Recorded data:
======

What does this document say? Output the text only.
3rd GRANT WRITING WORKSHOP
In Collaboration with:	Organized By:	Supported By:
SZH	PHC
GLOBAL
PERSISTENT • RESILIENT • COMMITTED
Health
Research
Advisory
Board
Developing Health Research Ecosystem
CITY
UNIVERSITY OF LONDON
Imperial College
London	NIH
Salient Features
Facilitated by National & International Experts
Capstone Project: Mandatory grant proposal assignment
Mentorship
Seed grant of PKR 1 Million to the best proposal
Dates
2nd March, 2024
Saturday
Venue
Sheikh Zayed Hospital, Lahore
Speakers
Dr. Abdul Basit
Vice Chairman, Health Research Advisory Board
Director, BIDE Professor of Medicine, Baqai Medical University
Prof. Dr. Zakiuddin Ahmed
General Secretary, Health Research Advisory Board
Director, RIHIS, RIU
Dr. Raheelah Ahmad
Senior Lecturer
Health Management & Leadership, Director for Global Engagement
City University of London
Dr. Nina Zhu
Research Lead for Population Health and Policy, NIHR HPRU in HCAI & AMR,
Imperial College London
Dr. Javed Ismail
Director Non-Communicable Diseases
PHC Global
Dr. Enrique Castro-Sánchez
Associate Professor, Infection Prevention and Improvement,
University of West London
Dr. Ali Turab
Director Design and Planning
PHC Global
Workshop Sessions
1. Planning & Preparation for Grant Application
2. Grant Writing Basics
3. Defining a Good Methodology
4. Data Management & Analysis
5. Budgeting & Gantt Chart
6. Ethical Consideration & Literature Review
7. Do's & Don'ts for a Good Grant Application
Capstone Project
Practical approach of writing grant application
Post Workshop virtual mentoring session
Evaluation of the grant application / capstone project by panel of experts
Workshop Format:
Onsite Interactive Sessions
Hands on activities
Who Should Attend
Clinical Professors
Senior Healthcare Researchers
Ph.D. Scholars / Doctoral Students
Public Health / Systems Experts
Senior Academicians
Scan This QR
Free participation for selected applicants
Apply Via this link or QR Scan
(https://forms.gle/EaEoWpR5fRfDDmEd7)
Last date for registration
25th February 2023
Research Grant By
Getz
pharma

======

Every record above needs to be repeated word for word.

What does this document say? Output the text only.
3rd GRANT WRITING WORKSHOP
In Collaboration with:	Organized By:	Supported By:
SZH	PHC
GLOBAL
PERSISTENT • RESILIENT • COMMITTED
Health
Research
Advisory
Board
Developing Health Research Ecosystem
CITY
UNIVERSITY OF LONDON
Imperial College
London	NIH
Salient Features
Facilitated by National & International Experts
Capstone Project: Mandatory grant proposal assignment
Mentorship
Seed grant of PKR 1 Million to the best proposal
Dates
2nd March, 2024
Saturday
Venue
Sheikh Zayed Hospital, Lahore
Speakers
Dr. Abdul Basit
Vice Chairman, Health Research Advisory Board
Director, BIDE Professor of Medicine, Baqai Medical University
Prof. Dr. Zakiuddin Ahmed
General Secretary, Health Research Advisory Board
Director, RIHIS, RIU
Dr. Raheelah Ahmad
Senior Lecturer
Health Management & Leadership, Director for Global Engagement
City University of London
Dr. Nina Zhu
Research Lead for Population Health and Policy, NIHR HPRU in HCAI & AMR,
Imperial College London
Dr. Javed Ismail
Director Non-Communicable Diseases
PHC Global
Dr. Enrique Castro-Sánchez
Associate Professor, Infection Prevention and Improvement,
University of West London
Dr. Ali Turab
Director Design and Planning
PHC Global
Workshop Sessions
1. Planning & Preparation for Grant Application
2. Grant Writing Basics
3. Defining a Good Methodology
4. Data Management & Analysis
5. Budgeting & Gantt Chart
6. Ethical Consideration & Literature Review
7. Do's & Don'ts for a Good Grant Application
Capstone Project
Practical approach of writing grant application
Post Workshop virtual mentoring session
Evaluation of the grant application / capstone project by panel of experts
Workshop Format:
Onsite Interactive Sessions
Hands on activities
Who Should Attend
Clinical Professors
Senior Healthcare Researchers
Ph.D. Scholars / Doctoral Students
Public Health / Systems Experts
Senior Academicians
Scan This QR
Free participation for selected applicants
Apply Via this link or QR Scan
(https://forms.gle/EaEoWpR5fRfDDmEd7)
Last date for registration
25th February 2023
Research Grant By
Getz
pharma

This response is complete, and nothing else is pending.